start DATA PROVIDED

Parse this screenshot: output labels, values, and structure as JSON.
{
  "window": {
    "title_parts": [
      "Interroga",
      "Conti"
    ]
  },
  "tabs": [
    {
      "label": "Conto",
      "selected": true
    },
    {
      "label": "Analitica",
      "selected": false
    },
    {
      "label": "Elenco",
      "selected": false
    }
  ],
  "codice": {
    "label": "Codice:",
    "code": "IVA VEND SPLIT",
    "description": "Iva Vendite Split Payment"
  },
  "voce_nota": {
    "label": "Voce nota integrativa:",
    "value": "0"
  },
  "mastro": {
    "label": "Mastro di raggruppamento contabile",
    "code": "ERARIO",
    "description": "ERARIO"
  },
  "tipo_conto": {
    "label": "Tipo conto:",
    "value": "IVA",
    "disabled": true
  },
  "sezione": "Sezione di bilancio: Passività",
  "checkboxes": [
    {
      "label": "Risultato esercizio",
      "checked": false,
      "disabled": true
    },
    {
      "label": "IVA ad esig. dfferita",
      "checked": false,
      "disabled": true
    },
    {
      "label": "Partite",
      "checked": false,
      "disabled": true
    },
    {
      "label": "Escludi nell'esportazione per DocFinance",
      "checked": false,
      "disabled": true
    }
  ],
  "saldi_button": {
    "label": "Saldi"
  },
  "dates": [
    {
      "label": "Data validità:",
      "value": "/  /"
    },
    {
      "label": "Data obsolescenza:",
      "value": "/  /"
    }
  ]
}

end DATA PROVIDED

— WRITTEN REQUEST —
Above are the records; retype every one exactly.

— RESULT OF THIS TASK —
Parse this screenshot: output labels, values, and structure as JSON.
{
  "window": {
    "title_parts": [
      "Interroga",
      "Conti"
    ]
  },
  "tabs": [
    {
      "label": "Conto",
      "selected": true
    },
    {
      "label": "Analitica",
      "selected": false
    },
    {
      "label": "Elenco",
      "selected": false
    }
  ],
  "codice": {
    "label": "Codice:",
    "code": "IVA VEND SPLIT",
    "description": "Iva Vendite Split Payment"
  },
  "voce_nota": {
    "label": "Voce nota integrativa:",
    "value": "0"
  },
  "mastro": {
    "label": "Mastro di raggruppamento contabile",
    "code": "ERARIO",
    "description": "ERARIO"
  },
  "tipo_conto": {
    "label": "Tipo conto:",
    "value": "IVA",
    "disabled": true
  },
  "sezione": "Sezione di bilancio: Passività",
  "checkboxes": [
    {
      "label": "Risultato esercizio",
      "checked": false,
      "disabled": true
    },
    {
      "label": "IVA ad esig. dfferita",
      "checked": false,
      "disabled": true
    },
    {
      "label": "Partite",
      "checked": false,
      "disabled": true
    },
    {
      "label": "Escludi nell'esportazione per DocFinance",
      "checked": false,
      "disabled": true
    }
  ],
  "saldi_button": {
    "label": "Saldi"
  },
  "dates": [
    {
      "label": "Data validità:",
      "value": "/  /"
    },
    {
      "label": "Data obsolescenza:",
      "value": "/  /"
    }
  ]
}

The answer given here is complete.